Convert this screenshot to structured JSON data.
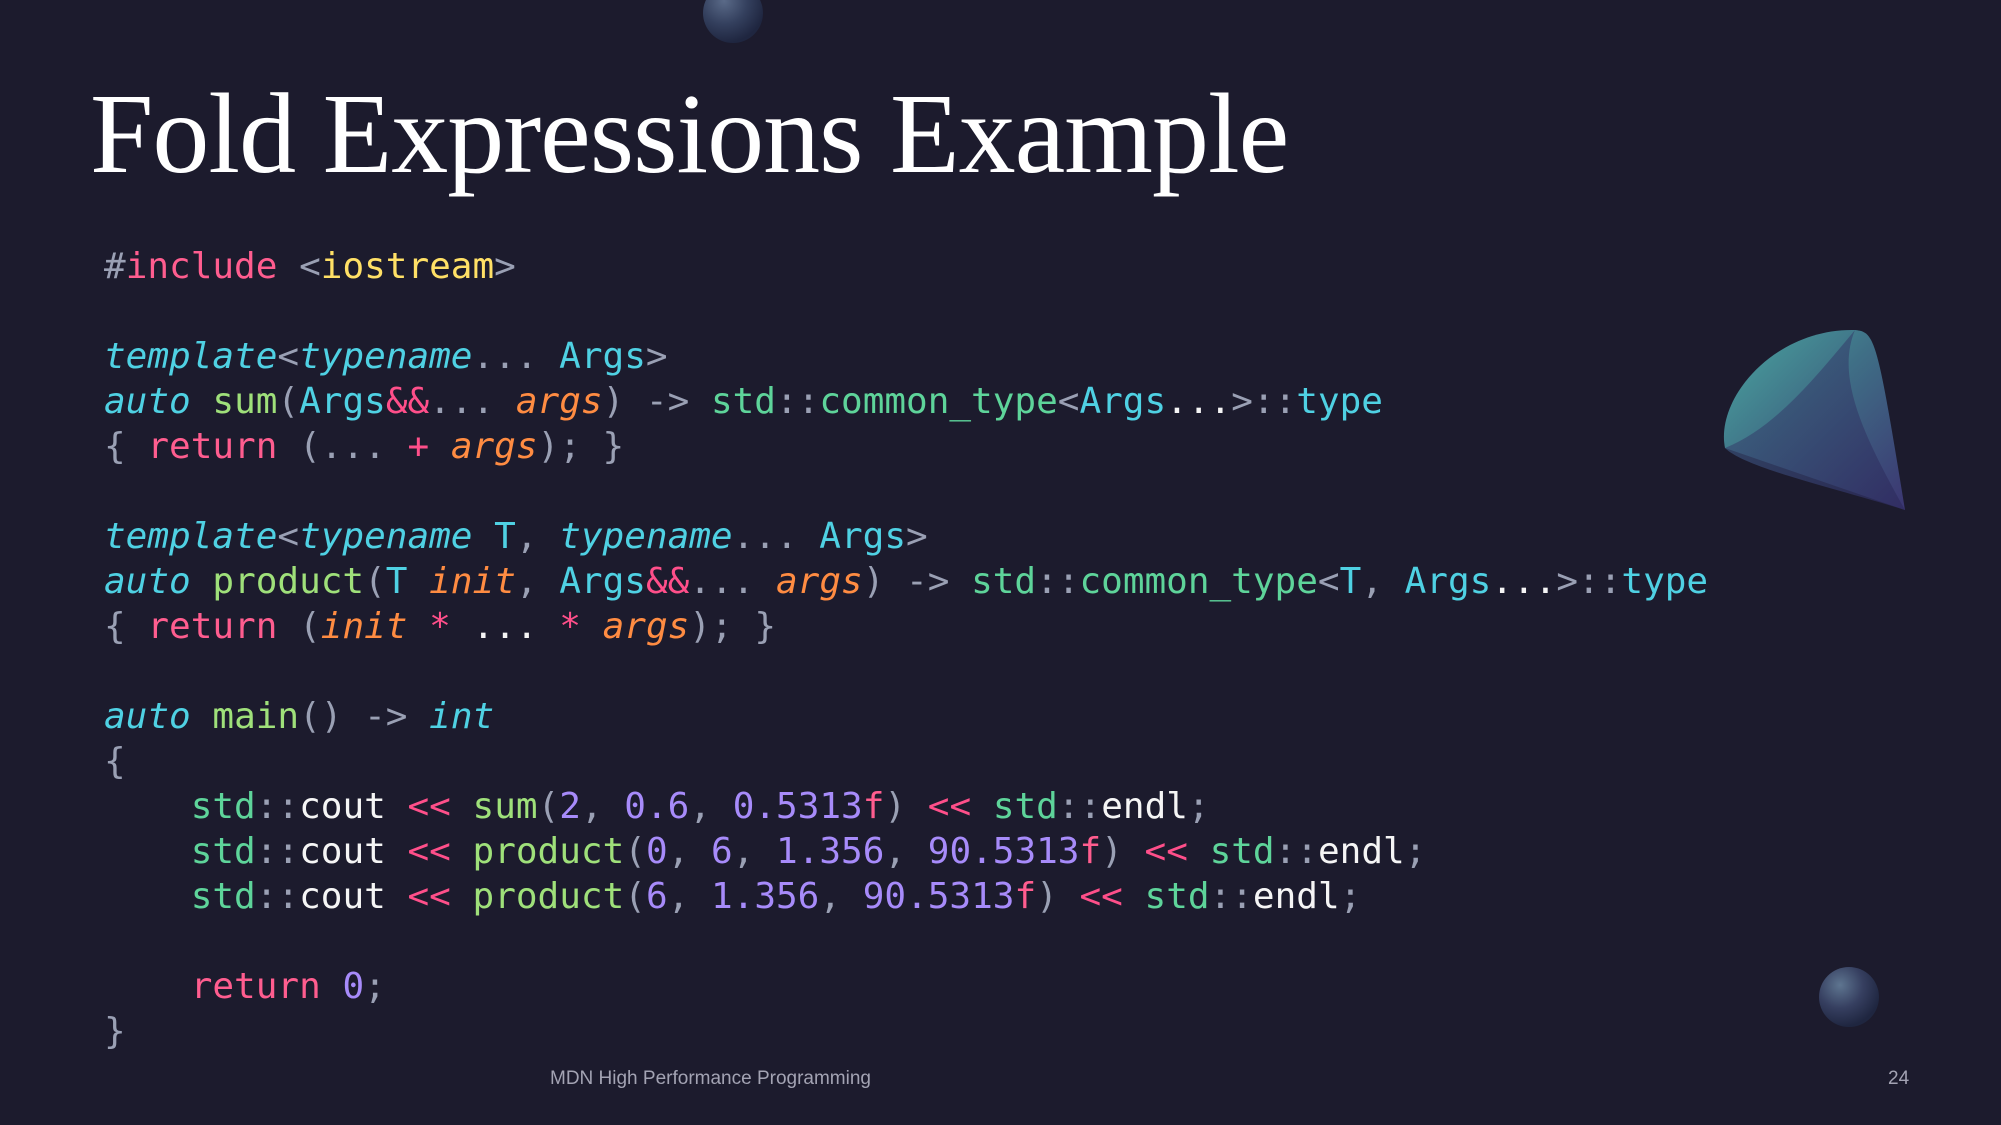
{
  "slide": {
    "title": "Fold Expressions Example",
    "footer": "MDN High Performance Programming",
    "page_number": "24"
  },
  "code": {
    "lines": [
      "#include <iostream>",
      "",
      "template<typename... Args>",
      "auto sum(Args&&... args) -> std::common_type<Args...>::type",
      "{ return (... + args); }",
      "",
      "template<typename T, typename... Args>",
      "auto product(T init, Args&&... args) -> std::common_type<T, Args...>::type",
      "{ return (init * ... * args); }",
      "",
      "auto main() -> int",
      "{",
      "    std::cout << sum(2, 0.6, 0.5313f) << std::endl;",
      "    std::cout << product(0, 6, 1.356, 90.5313f) << std::endl;",
      "    std::cout << product(6, 1.356, 90.5313f) << std::endl;",
      "",
      "    return 0;",
      "}"
    ]
  },
  "colors": {
    "background": "#1c1b2d",
    "keyword": "#ff5d8f",
    "type": "#4fd1e3",
    "function": "#9fe07a",
    "parameter": "#ff8c42",
    "namespace": "#5ed49a",
    "number": "#a78bfa",
    "header": "#ffe066"
  },
  "decorations": [
    "sphere-top",
    "cone-right",
    "sphere-bottom-right"
  ]
}
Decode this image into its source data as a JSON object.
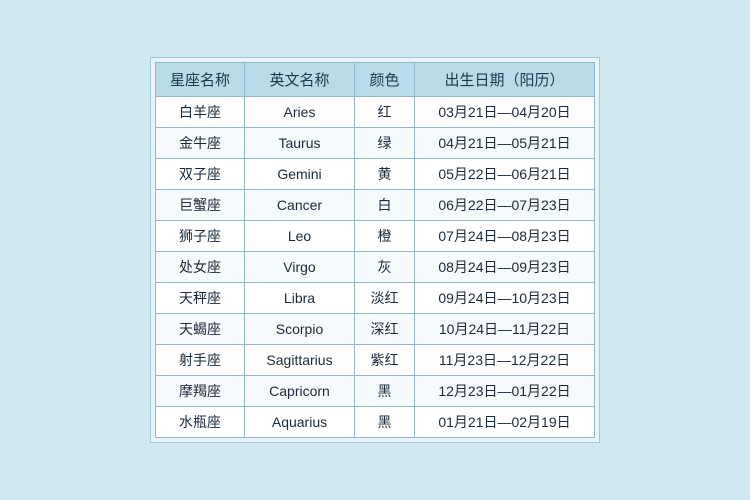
{
  "table": {
    "headers": [
      "星座名称",
      "英文名称",
      "颜色",
      "出生日期（阳历）"
    ],
    "rows": [
      {
        "chinese": "白羊座",
        "english": "Aries",
        "color": "红",
        "date": "03月21日—04月20日"
      },
      {
        "chinese": "金牛座",
        "english": "Taurus",
        "color": "绿",
        "date": "04月21日—05月21日"
      },
      {
        "chinese": "双子座",
        "english": "Gemini",
        "color": "黄",
        "date": "05月22日—06月21日"
      },
      {
        "chinese": "巨蟹座",
        "english": "Cancer",
        "color": "白",
        "date": "06月22日—07月23日"
      },
      {
        "chinese": "狮子座",
        "english": "Leo",
        "color": "橙",
        "date": "07月24日—08月23日"
      },
      {
        "chinese": "处女座",
        "english": "Virgo",
        "color": "灰",
        "date": "08月24日—09月23日"
      },
      {
        "chinese": "天秤座",
        "english": "Libra",
        "color": "淡红",
        "date": "09月24日—10月23日"
      },
      {
        "chinese": "天蝎座",
        "english": "Scorpio",
        "color": "深红",
        "date": "10月24日—11月22日"
      },
      {
        "chinese": "射手座",
        "english": "Sagittarius",
        "color": "紫红",
        "date": "11月23日—12月22日"
      },
      {
        "chinese": "摩羯座",
        "english": "Capricorn",
        "color": "黑",
        "date": "12月23日—01月22日"
      },
      {
        "chinese": "水瓶座",
        "english": "Aquarius",
        "color": "黑",
        "date": "01月21日—02月19日"
      }
    ]
  }
}
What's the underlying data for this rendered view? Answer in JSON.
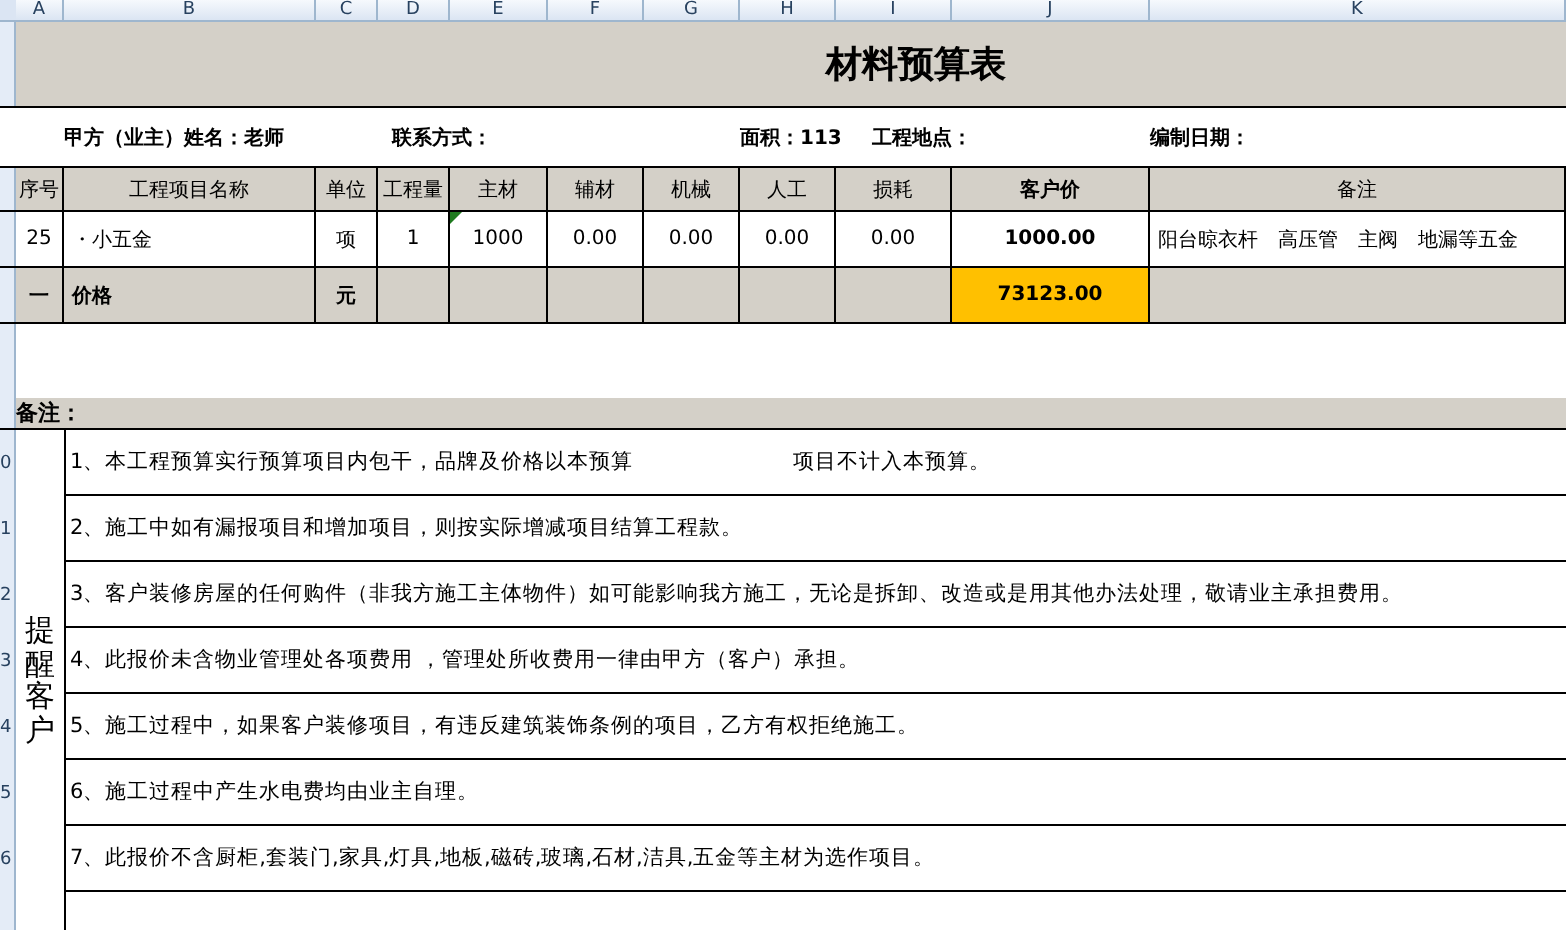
{
  "columns": [
    "A",
    "B",
    "C",
    "D",
    "E",
    "F",
    "G",
    "H",
    "I",
    "J",
    "K"
  ],
  "title": "材料预算表",
  "info": [
    "甲方（业主）姓名：老师",
    "联系方式：",
    "面积：113",
    "工程地点：",
    "编制日期："
  ],
  "header": [
    "序号",
    "工程项目名称",
    "单位",
    "工程量",
    "主材",
    "辅材",
    "机械",
    "人工",
    "损耗",
    "客户价",
    "备注"
  ],
  "row": [
    "25",
    "・小五金",
    "项",
    "1",
    "1000",
    "0.00",
    "0.00",
    "0.00",
    "0.00",
    "1000.00",
    "阳台晾衣杆　高压管　主阀　地漏等五金"
  ],
  "total": {
    "index": "一",
    "label": "价格",
    "unit": "元",
    "value": "73123.00"
  },
  "notes_label": "备注：",
  "side_label": "提醒客户",
  "row_headers": [
    "0",
    "1",
    "2",
    "3",
    "4",
    "5",
    "6"
  ],
  "notes": [
    [
      "1、本工程预算实行预算项目内包干，品牌及价格以本预算",
      "项目不计入本预算。"
    ],
    [
      "2、施工中如有漏报项目和增加项目，则按实际增减项目结算工程款。"
    ],
    [
      "3、客户装修房屋的任何购件（非我方施工主体物件）如可能影响我方施工，无论是拆卸、改造或是用其他办法处理，敬请业主承担费用。"
    ],
    [
      "4、此报价未含物业管理处各项费用 ，管理处所收费用一律由甲方（客户）承担。"
    ],
    [
      "5、施工过程中，如果客户装修项目，有违反建筑装饰条例的项目，乙方有权拒绝施工。"
    ],
    [
      "6、施工过程中产生水电费均由业主自理。"
    ],
    [
      "7、此报价不含厨柜,套装门,家具,灯具,地板,磁砖,玻璃,石材,洁具,五金等主材为选作项目。"
    ]
  ]
}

* * * * * * * * *

- _Description of the task_: Nothing but the lines from the line containing "What's the underlying" through the last line of the records above is to be extracted, exactly and with no pictures.

- _Output below_:
What's the underlying data for this rendered view? Answer in JSON.
{
  "columns": [
    "A",
    "B",
    "C",
    "D",
    "E",
    "F",
    "G",
    "H",
    "I",
    "J",
    "K"
  ],
  "title": "材料预算表",
  "info": [
    "甲方（业主）姓名：老师",
    "联系方式：",
    "面积：113",
    "工程地点：",
    "编制日期："
  ],
  "header": [
    "序号",
    "工程项目名称",
    "单位",
    "工程量",
    "主材",
    "辅材",
    "机械",
    "人工",
    "损耗",
    "客户价",
    "备注"
  ],
  "row": [
    "25",
    "・小五金",
    "项",
    "1",
    "1000",
    "0.00",
    "0.00",
    "0.00",
    "0.00",
    "1000.00",
    "阳台晾衣杆　高压管　主阀　地漏等五金"
  ],
  "total": {
    "index": "一",
    "label": "价格",
    "unit": "元",
    "value": "73123.00"
  },
  "notes_label": "备注：",
  "side_label": "提醒客户",
  "row_headers": [
    "0",
    "1",
    "2",
    "3",
    "4",
    "5",
    "6"
  ],
  "notes": [
    [
      "1、本工程预算实行预算项目内包干，品牌及价格以本预算",
      "项目不计入本预算。"
    ],
    [
      "2、施工中如有漏报项目和增加项目，则按实际增减项目结算工程款。"
    ],
    [
      "3、客户装修房屋的任何购件（非我方施工主体物件）如可能影响我方施工，无论是拆卸、改造或是用其他办法处理，敬请业主承担费用。"
    ],
    [
      "4、此报价未含物业管理处各项费用 ，管理处所收费用一律由甲方（客户）承担。"
    ],
    [
      "5、施工过程中，如果客户装修项目，有违反建筑装饰条例的项目，乙方有权拒绝施工。"
    ],
    [
      "6、施工过程中产生水电费均由业主自理。"
    ],
    [
      "7、此报价不含厨柜,套装门,家具,灯具,地板,磁砖,玻璃,石材,洁具,五金等主材为选作项目。"
    ]
  ]
}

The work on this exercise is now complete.